#### Available data:
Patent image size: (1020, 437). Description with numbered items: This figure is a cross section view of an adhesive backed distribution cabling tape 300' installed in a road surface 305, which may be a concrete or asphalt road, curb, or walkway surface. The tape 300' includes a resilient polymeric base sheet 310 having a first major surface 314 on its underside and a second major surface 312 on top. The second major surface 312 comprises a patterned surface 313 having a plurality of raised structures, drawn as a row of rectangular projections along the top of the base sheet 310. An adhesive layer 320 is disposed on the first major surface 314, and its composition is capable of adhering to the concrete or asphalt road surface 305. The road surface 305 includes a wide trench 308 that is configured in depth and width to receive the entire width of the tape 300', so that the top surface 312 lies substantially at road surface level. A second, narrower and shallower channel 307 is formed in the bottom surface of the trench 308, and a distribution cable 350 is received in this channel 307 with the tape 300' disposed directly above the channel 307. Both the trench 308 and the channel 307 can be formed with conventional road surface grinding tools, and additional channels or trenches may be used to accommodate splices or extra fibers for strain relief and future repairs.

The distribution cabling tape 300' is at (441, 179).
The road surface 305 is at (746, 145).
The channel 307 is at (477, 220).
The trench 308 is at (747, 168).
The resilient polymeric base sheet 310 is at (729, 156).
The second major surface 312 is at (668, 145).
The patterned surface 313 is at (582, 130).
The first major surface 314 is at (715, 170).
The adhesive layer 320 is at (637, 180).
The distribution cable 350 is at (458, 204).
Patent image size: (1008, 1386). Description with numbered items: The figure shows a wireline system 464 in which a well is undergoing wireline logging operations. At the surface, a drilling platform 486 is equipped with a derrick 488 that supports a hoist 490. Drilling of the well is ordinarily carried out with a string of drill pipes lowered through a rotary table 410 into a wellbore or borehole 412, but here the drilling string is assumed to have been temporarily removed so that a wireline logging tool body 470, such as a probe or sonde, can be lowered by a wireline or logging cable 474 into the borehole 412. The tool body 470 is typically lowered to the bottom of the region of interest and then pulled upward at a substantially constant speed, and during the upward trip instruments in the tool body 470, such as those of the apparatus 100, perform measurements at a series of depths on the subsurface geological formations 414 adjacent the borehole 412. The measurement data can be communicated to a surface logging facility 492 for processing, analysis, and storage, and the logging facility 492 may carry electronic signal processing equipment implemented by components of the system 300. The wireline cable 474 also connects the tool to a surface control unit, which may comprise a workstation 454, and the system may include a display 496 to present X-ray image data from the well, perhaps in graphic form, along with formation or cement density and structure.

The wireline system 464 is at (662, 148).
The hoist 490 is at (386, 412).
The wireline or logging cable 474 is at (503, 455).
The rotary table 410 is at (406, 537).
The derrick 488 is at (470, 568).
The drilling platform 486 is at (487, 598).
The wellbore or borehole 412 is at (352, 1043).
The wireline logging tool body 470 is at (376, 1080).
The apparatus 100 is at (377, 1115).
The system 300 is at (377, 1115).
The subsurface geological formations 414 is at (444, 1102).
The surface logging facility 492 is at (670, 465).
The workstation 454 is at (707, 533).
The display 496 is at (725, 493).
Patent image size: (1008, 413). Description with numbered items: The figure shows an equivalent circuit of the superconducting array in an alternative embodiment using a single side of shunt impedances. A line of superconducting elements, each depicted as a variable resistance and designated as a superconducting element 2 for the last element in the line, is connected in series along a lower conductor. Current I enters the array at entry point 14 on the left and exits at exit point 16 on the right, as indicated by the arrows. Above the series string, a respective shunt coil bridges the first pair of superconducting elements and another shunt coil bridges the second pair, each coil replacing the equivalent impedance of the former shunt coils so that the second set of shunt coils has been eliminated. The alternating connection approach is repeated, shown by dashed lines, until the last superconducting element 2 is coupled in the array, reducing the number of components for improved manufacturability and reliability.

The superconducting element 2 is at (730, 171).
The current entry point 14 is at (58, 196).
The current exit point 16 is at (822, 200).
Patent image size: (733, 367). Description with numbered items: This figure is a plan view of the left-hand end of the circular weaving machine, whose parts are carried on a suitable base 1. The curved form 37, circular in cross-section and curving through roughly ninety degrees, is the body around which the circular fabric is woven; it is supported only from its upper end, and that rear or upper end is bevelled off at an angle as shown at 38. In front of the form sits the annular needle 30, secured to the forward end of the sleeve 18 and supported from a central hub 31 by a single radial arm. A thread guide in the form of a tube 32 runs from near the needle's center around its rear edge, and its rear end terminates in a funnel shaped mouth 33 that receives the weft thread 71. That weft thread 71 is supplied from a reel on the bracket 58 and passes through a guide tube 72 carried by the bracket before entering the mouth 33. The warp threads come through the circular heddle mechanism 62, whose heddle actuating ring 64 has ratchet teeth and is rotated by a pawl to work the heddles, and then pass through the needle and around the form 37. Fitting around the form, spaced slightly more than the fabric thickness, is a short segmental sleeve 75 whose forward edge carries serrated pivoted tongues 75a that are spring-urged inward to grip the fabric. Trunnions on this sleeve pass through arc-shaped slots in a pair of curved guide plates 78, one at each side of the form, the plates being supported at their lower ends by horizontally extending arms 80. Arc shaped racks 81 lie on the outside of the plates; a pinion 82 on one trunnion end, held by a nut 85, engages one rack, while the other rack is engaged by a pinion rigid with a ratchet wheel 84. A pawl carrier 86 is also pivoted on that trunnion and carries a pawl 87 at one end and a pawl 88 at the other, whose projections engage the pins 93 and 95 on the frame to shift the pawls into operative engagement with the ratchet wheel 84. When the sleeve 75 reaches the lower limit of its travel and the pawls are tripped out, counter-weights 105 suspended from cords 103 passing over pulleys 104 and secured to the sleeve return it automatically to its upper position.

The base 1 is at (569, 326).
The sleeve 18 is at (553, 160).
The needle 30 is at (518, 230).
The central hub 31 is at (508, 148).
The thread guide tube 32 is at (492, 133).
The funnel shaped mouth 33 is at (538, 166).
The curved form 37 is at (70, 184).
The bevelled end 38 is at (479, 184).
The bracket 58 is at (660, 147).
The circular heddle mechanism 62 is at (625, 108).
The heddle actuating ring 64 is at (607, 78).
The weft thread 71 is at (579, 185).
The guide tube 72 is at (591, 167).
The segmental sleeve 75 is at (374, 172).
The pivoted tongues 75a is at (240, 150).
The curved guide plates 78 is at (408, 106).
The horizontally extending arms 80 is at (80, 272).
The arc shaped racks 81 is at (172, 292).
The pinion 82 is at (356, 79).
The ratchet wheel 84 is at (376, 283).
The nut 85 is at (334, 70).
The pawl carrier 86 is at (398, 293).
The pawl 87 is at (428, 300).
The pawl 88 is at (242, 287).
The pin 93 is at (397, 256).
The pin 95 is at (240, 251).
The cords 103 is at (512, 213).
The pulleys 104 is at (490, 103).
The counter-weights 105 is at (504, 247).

#### Direction:
Please set down every one of the items above again, word for word and in the same order.

#### Result of the exercise:
Patent image size: (1020, 437). Description with numbered items: This figure is a cross section view of an adhesive backed distribution cabling tape 300' installed in a road surface 305, which may be a concrete or asphalt road, curb, or walkway surface. The tape 300' includes a resilient polymeric base sheet 310 having a first major surface 314 on its underside and a second major surface 312 on top. The second major surface 312 comprises a patterned surface 313 having a plurality of raised structures, drawn as a row of rectangular projections along the top of the base sheet 310. An adhesive layer 320 is disposed on the first major surface 314, and its composition is capable of adhering to the concrete or asphalt road surface 305. The road surface 305 includes a wide trench 308 that is configured in depth and width to receive the entire width of the tape 300', so that the top surface 312 lies substantially at road surface level. A second, narrower and shallower channel 307 is formed in the bottom surface of the trench 308, and a distribution cable 350 is received in this channel 307 with the tape 300' disposed directly above the channel 307. Both the trench 308 and the channel 307 can be formed with conventional road surface grinding tools, and additional channels or trenches may be used to accommodate splices or extra fibers for strain relief and future repairs.

The distribution cabling tape 300' is at (441, 179).
The road surface 305 is at (746, 145).
The channel 307 is at (477, 220).
The trench 308 is at (747, 168).
The resilient polymeric base sheet 310 is at (729, 156).
The second major surface 312 is at (668, 145).
The patterned surface 313 is at (582, 130).
The first major surface 314 is at (715, 170).
The adhesive layer 320 is at (637, 180).
The distribution cable 350 is at (458, 204).
Patent image size: (1008, 1386). Description with numbered items: The figure shows a wireline system 464 in which a well is undergoing wireline logging operations. At the surface, a drilling platform 486 is equipped with a derrick 488 that supports a hoist 490. Drilling of the well is ordinarily carried out with a string of drill pipes lowered through a rotary table 410 into a wellbore or borehole 412, but here the drilling string is assumed to have been temporarily removed so that a wireline logging tool body 470, such as a probe or sonde, can be lowered by a wireline or logging cable 474 into the borehole 412. The tool body 470 is typically lowered to the bottom of the region of interest and then pulled upward at a substantially constant speed, and during the upward trip instruments in the tool body 470, such as those of the apparatus 100, perform measurements at a series of depths on the subsurface geological formations 414 adjacent the borehole 412. The measurement data can be communicated to a surface logging facility 492 for processing, analysis, and storage, and the logging facility 492 may carry electronic signal processing equipment implemented by components of the system 300. The wireline cable 474 also connects the tool to a surface control unit, which may comprise a workstation 454, and the system may include a display 496 to present X-ray image data from the well, perhaps in graphic form, along with formation or cement density and structure.

The wireline system 464 is at (662, 148).
The hoist 490 is at (386, 412).
The wireline or logging cable 474 is at (503, 455).
The rotary table 410 is at (406, 537).
The derrick 488 is at (470, 568).
The drilling platform 486 is at (487, 598).
The wellbore or borehole 412 is at (352, 1043).
The wireline logging tool body 470 is at (376, 1080).
The apparatus 100 is at (377, 1115).
The system 300 is at (377, 1115).
The subsurface geological formations 414 is at (444, 1102).
The surface logging facility 492 is at (670, 465).
The workstation 454 is at (707, 533).
The display 496 is at (725, 493).
Patent image size: (1008, 413). Description with numbered items: The figure shows an equivalent circuit of the superconducting array in an alternative embodiment using a single side of shunt impedances. A line of superconducting elements, each depicted as a variable resistance and designated as a superconducting element 2 for the last element in the line, is connected in series along a lower conductor. Current I enters the array at entry point 14 on the left and exits at exit point 16 on the right, as indicated by the arrows. Above the series string, a respective shunt coil bridges the first pair of superconducting elements and another shunt coil bridges the second pair, each coil replacing the equivalent impedance of the former shunt coils so that the second set of shunt coils has been eliminated. The alternating connection approach is repeated, shown by dashed lines, until the last superconducting element 2 is coupled in the array, reducing the number of components for improved manufacturability and reliability.

The superconducting element 2 is at (730, 171).
The current entry point 14 is at (58, 196).
The current exit point 16 is at (822, 200).
Patent image size: (733, 367). Description with numbered items: This figure is a plan view of the left-hand end of the circular weaving machine, whose parts are carried on a suitable base 1. The curved form 37, circular in cross-section and curving through roughly ninety degrees, is the body around which the circular fabric is woven; it is supported only from its upper end, and that rear or upper end is bevelled off at an angle as shown at 38. In front of the form sits the annular needle 30, secured to the forward end of the sleeve 18 and supported from a central hub 31 by a single radial arm. A thread guide in the form of a tube 32 runs from near the needle's center around its rear edge, and its rear end terminates in a funnel shaped mouth 33 that receives the weft thread 71. That weft thread 71 is supplied from a reel on the bracket 58 and passes through a guide tube 72 carried by the bracket before entering the mouth 33. The warp threads come through the circular heddle mechanism 62, whose heddle actuating ring 64 has ratchet teeth and is rotated by a pawl to work the heddles, and then pass through the needle and around the form 37. Fitting around the form, spaced slightly more than the fabric thickness, is a short segmental sleeve 75 whose forward edge carries serrated pivoted tongues 75a that are spring-urged inward to grip the fabric. Trunnions on this sleeve pass through arc-shaped slots in a pair of curved guide plates 78, one at each side of the form, the plates being supported at their lower ends by horizontally extending arms 80. Arc shaped racks 81 lie on the outside of the plates; a pinion 82 on one trunnion end, held by a nut 85, engages one rack, while the other rack is engaged by a pinion rigid with a ratchet wheel 84. A pawl carrier 86 is also pivoted on that trunnion and carries a pawl 87 at one end and a pawl 88 at the other, whose projections engage the pins 93 and 95 on the frame to shift the pawls into operative engagement with the ratchet wheel 84. When the sleeve 75 reaches the lower limit of its travel and the pawls are tripped out, counter-weights 105 suspended from cords 103 passing over pulleys 104 and secured to the sleeve return it automatically to its upper position.

The base 1 is at (569, 326).
The sleeve 18 is at (553, 160).
The needle 30 is at (518, 230).
The central hub 31 is at (508, 148).
The thread guide tube 32 is at (492, 133).
The funnel shaped mouth 33 is at (538, 166).
The curved form 37 is at (70, 184).
The bevelled end 38 is at (479, 184).
The bracket 58 is at (660, 147).
The circular heddle mechanism 62 is at (625, 108).
The heddle actuating ring 64 is at (607, 78).
The weft thread 71 is at (579, 185).
The guide tube 72 is at (591, 167).
The segmental sleeve 75 is at (374, 172).
The pivoted tongues 75a is at (240, 150).
The curved guide plates 78 is at (408, 106).
The horizontally extending arms 80 is at (80, 272).
The arc shaped racks 81 is at (172, 292).
The pinion 82 is at (356, 79).
The ratchet wheel 84 is at (376, 283).
The nut 85 is at (334, 70).
The pawl carrier 86 is at (398, 293).
The pawl 87 is at (428, 300).
The pawl 88 is at (242, 287).
The pin 93 is at (397, 256).
The pin 95 is at (240, 251).
The cords 103 is at (512, 213).
The pulleys 104 is at (490, 103).
The counter-weights 105 is at (504, 247).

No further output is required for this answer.